**GIVEN EXERCISE**
Show every line in the entries below where the word "SATRE" appears.

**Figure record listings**
┌────────

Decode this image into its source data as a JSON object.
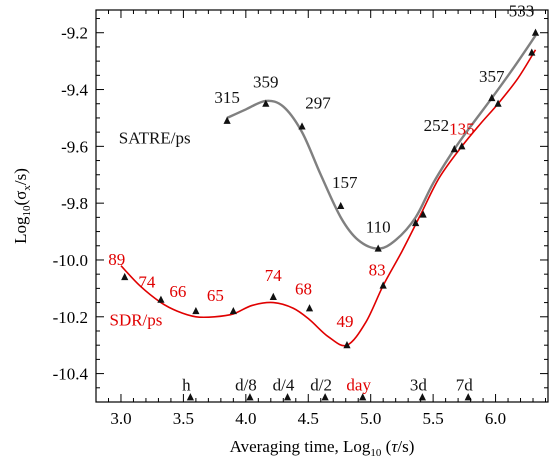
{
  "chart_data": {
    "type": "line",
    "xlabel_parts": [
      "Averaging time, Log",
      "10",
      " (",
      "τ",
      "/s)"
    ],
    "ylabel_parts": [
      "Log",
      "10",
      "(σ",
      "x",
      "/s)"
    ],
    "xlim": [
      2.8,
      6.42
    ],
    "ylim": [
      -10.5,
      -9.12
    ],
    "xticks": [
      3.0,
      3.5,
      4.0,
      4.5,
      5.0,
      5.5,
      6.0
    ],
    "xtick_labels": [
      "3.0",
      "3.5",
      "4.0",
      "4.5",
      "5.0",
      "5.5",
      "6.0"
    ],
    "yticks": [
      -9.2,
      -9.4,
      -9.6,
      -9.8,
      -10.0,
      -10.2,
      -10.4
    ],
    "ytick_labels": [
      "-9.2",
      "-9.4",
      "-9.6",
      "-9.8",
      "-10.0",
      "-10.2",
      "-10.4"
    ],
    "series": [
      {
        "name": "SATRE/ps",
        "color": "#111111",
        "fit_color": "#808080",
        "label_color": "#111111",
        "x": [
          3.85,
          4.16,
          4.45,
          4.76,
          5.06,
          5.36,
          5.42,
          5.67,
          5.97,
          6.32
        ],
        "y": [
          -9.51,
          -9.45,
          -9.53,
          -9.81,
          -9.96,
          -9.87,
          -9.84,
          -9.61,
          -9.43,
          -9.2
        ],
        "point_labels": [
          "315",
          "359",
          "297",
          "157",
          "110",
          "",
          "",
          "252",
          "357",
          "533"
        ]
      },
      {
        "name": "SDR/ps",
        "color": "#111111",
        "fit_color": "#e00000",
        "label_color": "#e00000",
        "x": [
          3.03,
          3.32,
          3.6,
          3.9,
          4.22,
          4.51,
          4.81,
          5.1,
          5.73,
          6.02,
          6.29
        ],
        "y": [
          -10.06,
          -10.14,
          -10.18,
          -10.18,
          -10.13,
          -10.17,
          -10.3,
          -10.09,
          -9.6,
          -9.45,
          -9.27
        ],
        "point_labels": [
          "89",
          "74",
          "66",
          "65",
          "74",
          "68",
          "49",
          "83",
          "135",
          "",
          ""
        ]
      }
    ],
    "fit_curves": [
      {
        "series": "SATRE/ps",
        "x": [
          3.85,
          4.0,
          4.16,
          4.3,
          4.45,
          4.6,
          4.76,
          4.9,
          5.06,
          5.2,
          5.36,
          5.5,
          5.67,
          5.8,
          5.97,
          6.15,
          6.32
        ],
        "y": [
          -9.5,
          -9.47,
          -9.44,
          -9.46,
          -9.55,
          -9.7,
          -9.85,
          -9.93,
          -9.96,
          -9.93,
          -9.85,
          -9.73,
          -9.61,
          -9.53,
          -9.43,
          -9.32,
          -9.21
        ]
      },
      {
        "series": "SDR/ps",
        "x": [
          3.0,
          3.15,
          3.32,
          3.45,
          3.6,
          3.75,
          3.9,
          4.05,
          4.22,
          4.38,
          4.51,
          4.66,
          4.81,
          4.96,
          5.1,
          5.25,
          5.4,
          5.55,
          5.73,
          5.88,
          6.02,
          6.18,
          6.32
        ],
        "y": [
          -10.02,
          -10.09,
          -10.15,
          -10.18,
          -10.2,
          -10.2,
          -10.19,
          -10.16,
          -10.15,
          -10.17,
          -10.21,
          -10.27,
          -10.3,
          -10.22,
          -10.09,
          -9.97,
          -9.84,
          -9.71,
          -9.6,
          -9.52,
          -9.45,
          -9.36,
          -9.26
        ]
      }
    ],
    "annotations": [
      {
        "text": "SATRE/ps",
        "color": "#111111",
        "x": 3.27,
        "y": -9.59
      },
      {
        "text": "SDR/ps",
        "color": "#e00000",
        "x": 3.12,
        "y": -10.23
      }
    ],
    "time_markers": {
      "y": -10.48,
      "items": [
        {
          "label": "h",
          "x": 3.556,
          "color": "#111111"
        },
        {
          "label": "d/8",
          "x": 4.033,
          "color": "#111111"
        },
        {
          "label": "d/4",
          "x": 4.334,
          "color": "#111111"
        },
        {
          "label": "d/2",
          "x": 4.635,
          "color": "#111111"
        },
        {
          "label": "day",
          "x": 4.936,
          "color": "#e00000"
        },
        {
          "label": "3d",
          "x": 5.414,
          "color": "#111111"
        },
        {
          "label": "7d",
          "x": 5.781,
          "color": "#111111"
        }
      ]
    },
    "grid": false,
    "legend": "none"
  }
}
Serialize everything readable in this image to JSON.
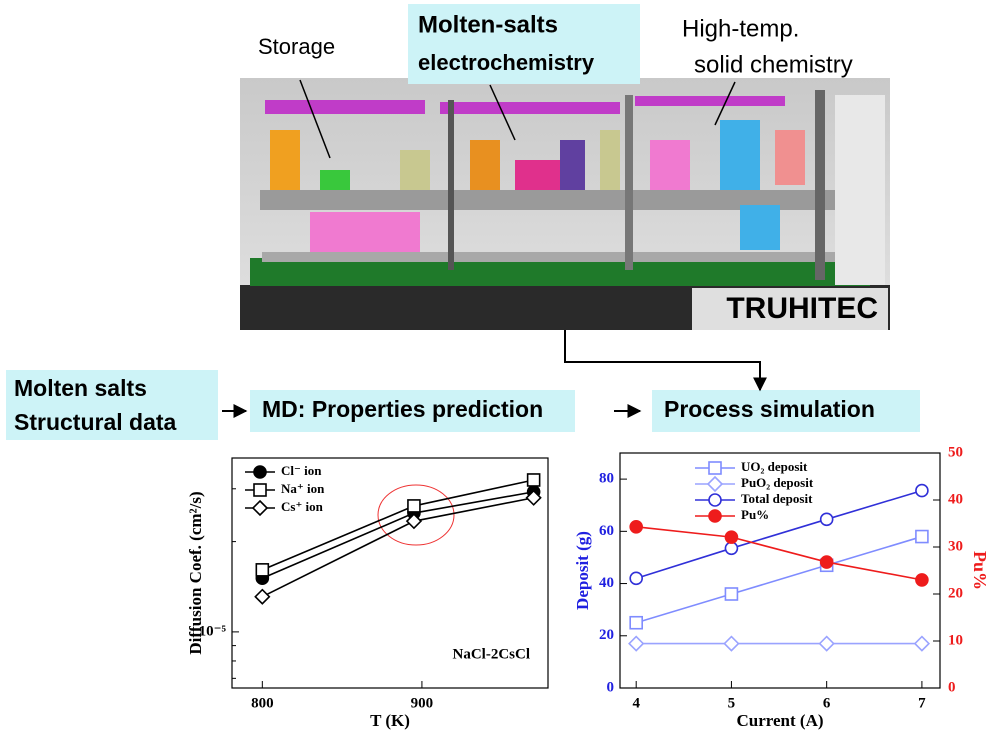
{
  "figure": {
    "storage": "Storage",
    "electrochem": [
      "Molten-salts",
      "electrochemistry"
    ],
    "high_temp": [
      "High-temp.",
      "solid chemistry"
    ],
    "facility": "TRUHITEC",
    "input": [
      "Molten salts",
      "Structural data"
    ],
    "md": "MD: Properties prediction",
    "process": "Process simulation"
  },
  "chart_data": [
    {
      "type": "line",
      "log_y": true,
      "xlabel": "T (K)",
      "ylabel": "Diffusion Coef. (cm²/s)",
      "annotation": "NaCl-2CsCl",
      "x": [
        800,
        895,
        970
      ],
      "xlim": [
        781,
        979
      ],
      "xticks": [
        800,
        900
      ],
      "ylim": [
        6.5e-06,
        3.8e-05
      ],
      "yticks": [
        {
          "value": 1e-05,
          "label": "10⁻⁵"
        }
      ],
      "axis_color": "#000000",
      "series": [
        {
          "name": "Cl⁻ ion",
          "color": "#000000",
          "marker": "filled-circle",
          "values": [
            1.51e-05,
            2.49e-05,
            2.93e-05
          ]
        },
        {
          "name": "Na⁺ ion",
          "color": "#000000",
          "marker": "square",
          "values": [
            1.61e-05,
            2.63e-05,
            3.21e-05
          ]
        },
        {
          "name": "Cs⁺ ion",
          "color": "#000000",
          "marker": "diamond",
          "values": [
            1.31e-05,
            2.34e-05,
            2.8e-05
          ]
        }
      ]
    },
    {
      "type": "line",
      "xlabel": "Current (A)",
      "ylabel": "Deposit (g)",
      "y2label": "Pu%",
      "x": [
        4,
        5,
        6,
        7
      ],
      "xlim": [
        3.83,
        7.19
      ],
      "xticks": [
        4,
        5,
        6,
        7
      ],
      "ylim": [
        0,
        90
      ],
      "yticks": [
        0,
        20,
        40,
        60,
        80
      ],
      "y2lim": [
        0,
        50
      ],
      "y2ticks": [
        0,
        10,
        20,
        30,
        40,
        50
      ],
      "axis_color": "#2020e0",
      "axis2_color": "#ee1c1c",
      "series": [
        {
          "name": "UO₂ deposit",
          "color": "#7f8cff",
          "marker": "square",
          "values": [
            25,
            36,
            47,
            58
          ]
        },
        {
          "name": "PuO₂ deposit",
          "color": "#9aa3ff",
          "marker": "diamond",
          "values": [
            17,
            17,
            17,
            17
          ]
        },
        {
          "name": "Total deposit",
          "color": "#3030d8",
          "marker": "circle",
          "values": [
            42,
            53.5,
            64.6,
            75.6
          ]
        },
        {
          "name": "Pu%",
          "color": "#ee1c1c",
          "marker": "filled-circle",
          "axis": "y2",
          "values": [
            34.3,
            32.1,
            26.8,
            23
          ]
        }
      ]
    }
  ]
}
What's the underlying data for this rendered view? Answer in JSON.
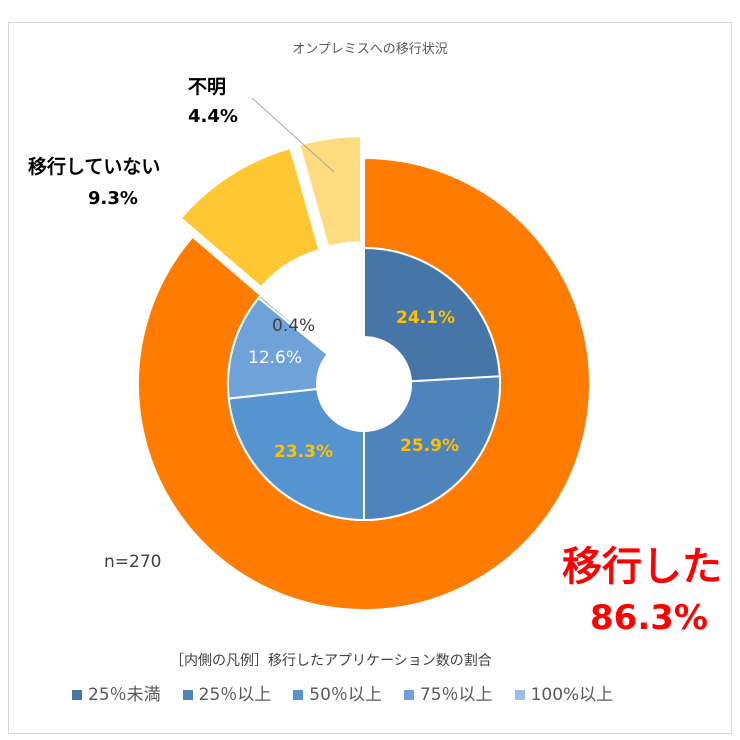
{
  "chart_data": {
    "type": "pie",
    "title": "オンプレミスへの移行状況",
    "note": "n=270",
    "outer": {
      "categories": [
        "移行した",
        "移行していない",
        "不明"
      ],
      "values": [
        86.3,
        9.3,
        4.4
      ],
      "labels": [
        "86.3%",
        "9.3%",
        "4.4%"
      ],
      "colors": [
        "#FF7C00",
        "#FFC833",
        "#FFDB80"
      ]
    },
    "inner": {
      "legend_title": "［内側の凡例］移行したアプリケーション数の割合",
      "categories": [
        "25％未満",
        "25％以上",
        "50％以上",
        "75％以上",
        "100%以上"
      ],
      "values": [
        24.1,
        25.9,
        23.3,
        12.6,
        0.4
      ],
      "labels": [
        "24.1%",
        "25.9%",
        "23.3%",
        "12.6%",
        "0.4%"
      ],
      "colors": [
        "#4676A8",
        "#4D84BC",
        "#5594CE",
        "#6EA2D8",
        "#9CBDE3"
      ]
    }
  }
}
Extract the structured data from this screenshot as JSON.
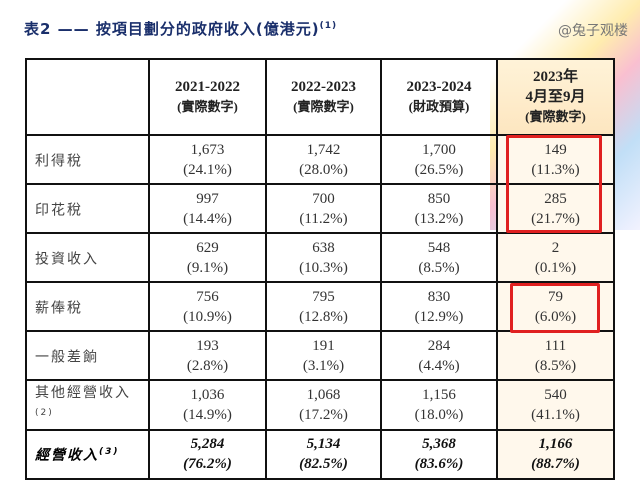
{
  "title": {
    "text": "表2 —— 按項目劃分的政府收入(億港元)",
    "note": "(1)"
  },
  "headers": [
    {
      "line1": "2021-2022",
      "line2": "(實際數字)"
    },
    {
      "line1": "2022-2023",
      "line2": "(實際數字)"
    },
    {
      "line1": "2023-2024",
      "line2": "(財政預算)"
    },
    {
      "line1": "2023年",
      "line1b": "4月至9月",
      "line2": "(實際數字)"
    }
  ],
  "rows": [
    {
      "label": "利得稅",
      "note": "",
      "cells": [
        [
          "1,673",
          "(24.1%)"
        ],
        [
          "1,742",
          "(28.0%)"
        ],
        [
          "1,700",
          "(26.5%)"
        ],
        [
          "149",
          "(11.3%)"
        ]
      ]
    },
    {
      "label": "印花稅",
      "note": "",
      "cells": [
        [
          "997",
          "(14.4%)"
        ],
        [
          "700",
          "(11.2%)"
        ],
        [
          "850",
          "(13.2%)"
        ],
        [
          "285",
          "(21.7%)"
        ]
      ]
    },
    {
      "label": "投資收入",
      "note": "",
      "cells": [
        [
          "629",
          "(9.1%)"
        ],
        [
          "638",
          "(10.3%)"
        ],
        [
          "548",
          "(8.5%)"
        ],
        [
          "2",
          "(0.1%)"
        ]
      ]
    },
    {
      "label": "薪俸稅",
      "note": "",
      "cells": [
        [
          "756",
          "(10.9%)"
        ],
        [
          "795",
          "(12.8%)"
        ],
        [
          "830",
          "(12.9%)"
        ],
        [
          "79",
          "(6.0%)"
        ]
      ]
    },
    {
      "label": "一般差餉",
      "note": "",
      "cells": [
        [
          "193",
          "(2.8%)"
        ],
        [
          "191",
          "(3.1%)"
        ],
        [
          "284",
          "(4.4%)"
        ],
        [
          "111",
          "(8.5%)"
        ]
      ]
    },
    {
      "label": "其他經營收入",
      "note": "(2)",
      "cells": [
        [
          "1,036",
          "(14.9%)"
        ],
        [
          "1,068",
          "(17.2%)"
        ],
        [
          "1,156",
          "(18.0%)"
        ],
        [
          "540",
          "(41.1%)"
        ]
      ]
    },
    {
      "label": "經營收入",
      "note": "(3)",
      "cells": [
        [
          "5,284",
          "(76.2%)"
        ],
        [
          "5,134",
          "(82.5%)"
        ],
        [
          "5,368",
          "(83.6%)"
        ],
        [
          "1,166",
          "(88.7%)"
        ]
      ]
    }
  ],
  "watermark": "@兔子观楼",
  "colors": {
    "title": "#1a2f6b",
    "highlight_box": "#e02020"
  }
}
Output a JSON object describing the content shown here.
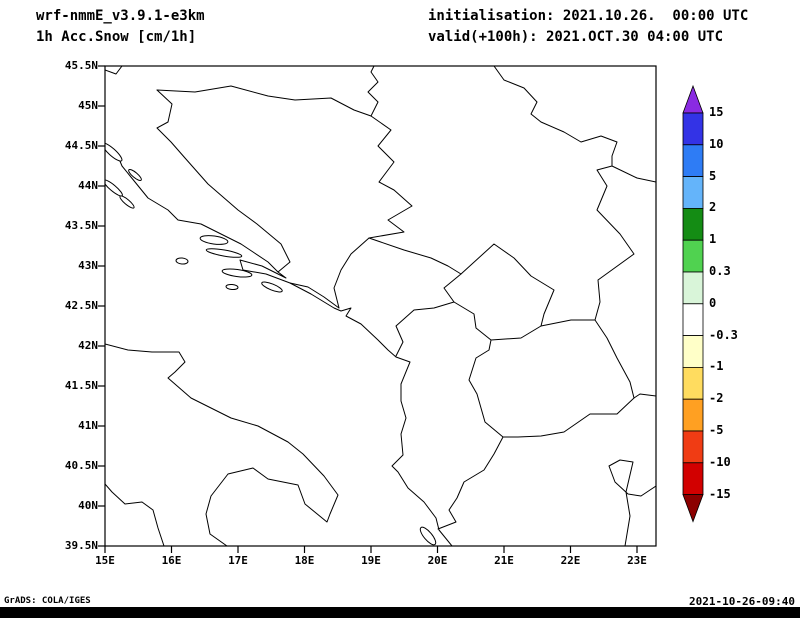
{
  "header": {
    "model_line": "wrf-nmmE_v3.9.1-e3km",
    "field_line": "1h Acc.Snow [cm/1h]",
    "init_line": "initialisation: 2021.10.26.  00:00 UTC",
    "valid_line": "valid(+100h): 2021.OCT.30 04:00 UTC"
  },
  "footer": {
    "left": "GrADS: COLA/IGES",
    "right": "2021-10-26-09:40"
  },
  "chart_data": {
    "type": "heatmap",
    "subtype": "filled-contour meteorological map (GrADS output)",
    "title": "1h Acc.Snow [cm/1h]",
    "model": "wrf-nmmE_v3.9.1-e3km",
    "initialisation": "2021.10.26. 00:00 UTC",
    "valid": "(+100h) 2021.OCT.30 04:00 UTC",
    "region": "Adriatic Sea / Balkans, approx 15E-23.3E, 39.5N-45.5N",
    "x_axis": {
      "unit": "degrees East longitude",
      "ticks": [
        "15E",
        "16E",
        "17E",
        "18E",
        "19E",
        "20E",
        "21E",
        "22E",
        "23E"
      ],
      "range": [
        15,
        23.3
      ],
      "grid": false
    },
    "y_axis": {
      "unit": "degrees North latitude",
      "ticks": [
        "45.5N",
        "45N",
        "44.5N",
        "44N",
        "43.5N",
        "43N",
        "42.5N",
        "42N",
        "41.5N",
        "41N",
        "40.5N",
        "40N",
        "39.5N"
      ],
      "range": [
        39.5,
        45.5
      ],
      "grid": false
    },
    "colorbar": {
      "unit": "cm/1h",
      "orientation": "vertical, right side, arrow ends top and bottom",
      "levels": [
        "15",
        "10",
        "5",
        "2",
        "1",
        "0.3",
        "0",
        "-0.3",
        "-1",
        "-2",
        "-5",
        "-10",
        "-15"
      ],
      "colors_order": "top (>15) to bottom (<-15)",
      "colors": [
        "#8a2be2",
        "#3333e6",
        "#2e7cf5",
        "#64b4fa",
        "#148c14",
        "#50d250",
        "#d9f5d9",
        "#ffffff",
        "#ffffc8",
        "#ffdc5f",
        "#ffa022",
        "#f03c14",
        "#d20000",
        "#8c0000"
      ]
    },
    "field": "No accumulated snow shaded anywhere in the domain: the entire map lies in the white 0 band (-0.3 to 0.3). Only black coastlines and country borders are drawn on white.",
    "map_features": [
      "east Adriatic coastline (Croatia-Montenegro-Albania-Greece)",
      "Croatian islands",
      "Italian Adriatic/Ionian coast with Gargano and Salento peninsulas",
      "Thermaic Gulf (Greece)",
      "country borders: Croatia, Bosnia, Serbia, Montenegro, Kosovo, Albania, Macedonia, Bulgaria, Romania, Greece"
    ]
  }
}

└────────

**EXERCISE SOLUTION**
        "name": "SATRE/ps",
        "series": "SATRE/ps",
        "text": "SATRE/ps",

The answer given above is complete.